== Description of the task ==
Pull out each line of the records holding the string "Schon".

----------------------------------------

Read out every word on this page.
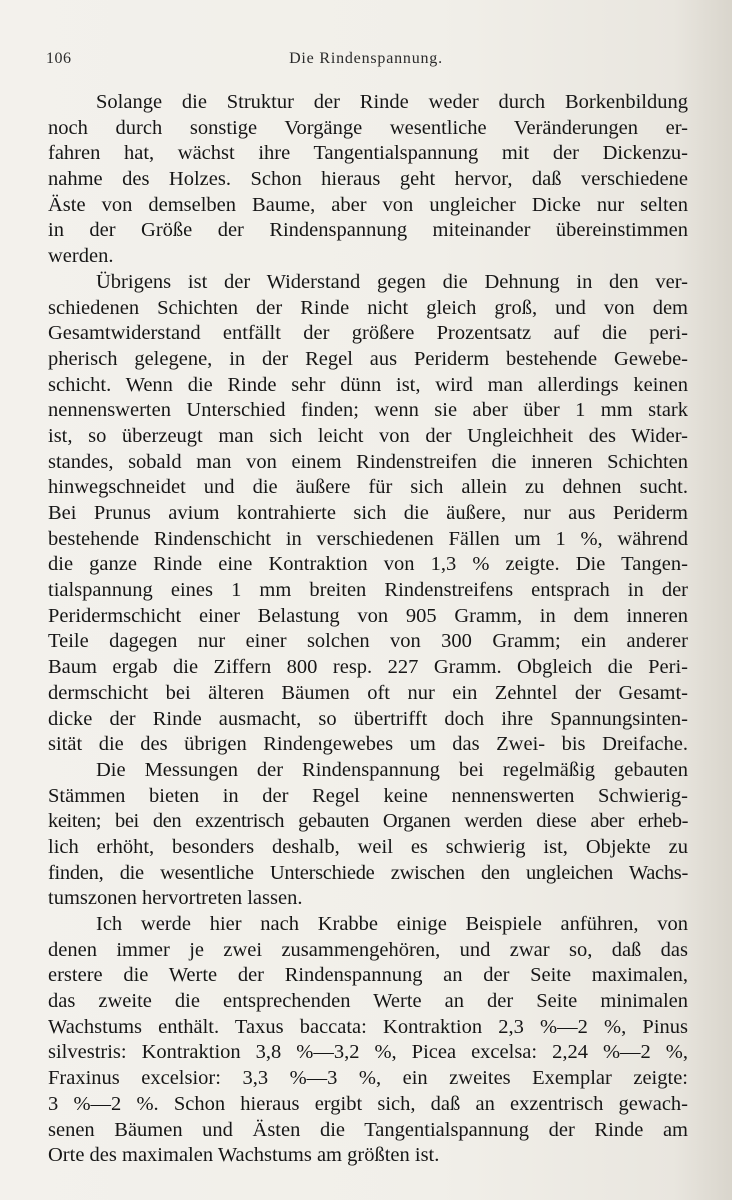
106	Die Rindenspannung.
Solange die Struktur der Rinde weder durch Borkenbildung
noch durch sonstige Vorgänge wesentliche Veränderungen er-
fahren hat, wächst ihre Tangentialspannung mit der Dickenzu-
nahme des Holzes. Schon hieraus geht hervor, daß verschiedene
Äste von demselben Baume, aber von ungleicher Dicke nur selten
in der Größe der Rindenspannung miteinander übereinstimmen
werden.
Übrigens ist der Widerstand gegen die Dehnung in den ver-
schiedenen Schichten der Rinde nicht gleich groß, und von dem
Gesamtwiderstand entfällt der größere Prozentsatz auf die peri-
pherisch gelegene, in der Regel aus Periderm bestehende Gewebe-
schicht. Wenn die Rinde sehr dünn ist, wird man allerdings keinen
nennenswerten Unterschied finden; wenn sie aber über 1 mm stark
ist, so überzeugt man sich leicht von der Ungleichheit des Wider-
standes, sobald man von einem Rindenstreifen die inneren Schichten
hinwegschneidet und die äußere für sich allein zu dehnen sucht.
Bei Prunus avium kontrahierte sich die äußere, nur aus Periderm
bestehende Rindenschicht in verschiedenen Fällen um 1 %, während
die ganze Rinde eine Kontraktion von 1,3 % zeigte. Die Tangen-
tialspannung eines 1 mm breiten Rindenstreifens entsprach in der
Peridermschicht einer Belastung von 905 Gramm, in dem inneren
Teile dagegen nur einer solchen von 300 Gramm; ein anderer
Baum ergab die Ziffern 800 resp. 227 Gramm. Obgleich die Peri-
dermschicht bei älteren Bäumen oft nur ein Zehntel der Gesamt-
dicke der Rinde ausmacht, so übertrifft doch ihre Spannungsinten-
sität die des übrigen Rindengewebes um das Zwei- bis Dreifache.
Die Messungen der Rindenspannung bei regelmäßig gebauten
Stämmen bieten in der Regel keine nennenswerten Schwierig-
keiten; bei den exzentrisch gebauten Organen werden diese aber erheb-
lich erhöht, besonders deshalb, weil es schwierig ist, Objekte zu
finden, die wesentliche Unterschiede zwischen den ungleichen Wachs-
tumszonen hervortreten lassen.
Ich werde hier nach Krabbe einige Beispiele anführen, von
denen immer je zwei zusammengehören, und zwar so, daß das
erstere die Werte der Rindenspannung an der Seite maximalen,
das zweite die entsprechenden Werte an der Seite minimalen
Wachstums enthält. Taxus baccata: Kontraktion 2,3 %—2 %, Pinus
silvestris: Kontraktion 3,8 %—3,2 %, Picea excelsa: 2,24 %—2 %,
Fraxinus excelsior: 3,3 %—3 %, ein zweites Exemplar zeigte:
3 %—2 %. Schon hieraus ergibt sich, daß an exzentrisch gewach-
senen Bäumen und Ästen die Tangentialspannung der Rinde am
Orte des maximalen Wachstums am größten ist.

----------------------------------------

== Problem solution ==
nahme des Holzes. Schon hieraus geht hervor, daß verschiedene
3 %—2 %. Schon hieraus ergibt sich, daß an exzentrisch gewach-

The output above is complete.